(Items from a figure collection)
.....
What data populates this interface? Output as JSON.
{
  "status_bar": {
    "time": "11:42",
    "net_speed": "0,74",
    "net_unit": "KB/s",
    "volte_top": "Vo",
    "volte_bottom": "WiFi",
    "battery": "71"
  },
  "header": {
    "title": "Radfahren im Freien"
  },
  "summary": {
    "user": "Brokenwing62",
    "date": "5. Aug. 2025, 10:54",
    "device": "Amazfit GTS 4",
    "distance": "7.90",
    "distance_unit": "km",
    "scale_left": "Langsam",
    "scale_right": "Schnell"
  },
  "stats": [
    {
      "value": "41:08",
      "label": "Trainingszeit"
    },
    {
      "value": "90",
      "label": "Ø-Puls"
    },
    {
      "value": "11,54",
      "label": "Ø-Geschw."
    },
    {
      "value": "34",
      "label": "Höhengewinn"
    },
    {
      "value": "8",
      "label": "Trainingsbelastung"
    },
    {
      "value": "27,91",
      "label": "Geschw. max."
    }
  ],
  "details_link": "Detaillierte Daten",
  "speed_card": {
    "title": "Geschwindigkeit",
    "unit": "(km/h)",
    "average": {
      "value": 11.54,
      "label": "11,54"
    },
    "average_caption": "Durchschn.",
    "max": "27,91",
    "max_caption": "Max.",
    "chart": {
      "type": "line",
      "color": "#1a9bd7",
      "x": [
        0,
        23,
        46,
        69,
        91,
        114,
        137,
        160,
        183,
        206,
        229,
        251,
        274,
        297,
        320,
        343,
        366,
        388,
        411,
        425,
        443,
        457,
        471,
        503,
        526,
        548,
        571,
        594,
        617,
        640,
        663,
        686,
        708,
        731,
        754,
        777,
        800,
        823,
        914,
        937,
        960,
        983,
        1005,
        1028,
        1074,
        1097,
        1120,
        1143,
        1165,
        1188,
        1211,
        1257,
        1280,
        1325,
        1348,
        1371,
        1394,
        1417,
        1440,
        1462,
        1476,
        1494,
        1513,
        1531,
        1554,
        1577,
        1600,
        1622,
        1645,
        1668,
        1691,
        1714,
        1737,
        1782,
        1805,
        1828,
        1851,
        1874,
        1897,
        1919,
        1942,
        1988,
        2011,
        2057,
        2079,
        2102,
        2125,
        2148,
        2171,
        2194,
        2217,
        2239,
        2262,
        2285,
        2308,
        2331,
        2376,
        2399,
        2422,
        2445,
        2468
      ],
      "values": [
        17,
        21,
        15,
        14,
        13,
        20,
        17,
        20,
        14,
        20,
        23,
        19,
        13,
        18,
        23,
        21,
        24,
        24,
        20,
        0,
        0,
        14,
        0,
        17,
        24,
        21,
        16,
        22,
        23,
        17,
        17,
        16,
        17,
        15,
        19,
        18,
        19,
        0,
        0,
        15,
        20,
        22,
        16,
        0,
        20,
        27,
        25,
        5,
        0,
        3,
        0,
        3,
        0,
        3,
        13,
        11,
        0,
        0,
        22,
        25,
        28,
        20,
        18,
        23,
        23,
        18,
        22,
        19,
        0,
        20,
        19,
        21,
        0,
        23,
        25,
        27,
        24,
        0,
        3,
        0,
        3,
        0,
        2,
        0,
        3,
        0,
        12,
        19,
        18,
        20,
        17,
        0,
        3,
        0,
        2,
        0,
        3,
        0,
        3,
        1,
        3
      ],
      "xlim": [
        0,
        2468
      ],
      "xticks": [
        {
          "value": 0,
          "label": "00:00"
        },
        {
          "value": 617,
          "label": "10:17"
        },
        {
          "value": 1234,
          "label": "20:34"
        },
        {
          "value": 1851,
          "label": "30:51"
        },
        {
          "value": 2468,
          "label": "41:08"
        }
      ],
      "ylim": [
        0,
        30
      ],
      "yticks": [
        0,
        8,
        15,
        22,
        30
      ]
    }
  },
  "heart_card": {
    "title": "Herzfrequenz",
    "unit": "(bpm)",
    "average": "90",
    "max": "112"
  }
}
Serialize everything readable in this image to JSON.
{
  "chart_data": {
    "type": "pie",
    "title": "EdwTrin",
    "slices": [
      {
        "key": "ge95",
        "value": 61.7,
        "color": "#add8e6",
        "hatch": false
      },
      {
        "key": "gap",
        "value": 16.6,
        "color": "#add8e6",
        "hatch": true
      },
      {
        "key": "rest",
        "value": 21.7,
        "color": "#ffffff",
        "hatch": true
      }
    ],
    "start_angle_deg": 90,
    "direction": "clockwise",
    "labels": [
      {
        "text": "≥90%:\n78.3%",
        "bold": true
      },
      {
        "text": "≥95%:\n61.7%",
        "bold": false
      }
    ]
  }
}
.....
— Task to carry out —
Report the number of lines holding the string "this", without any other words.

— Task output —
2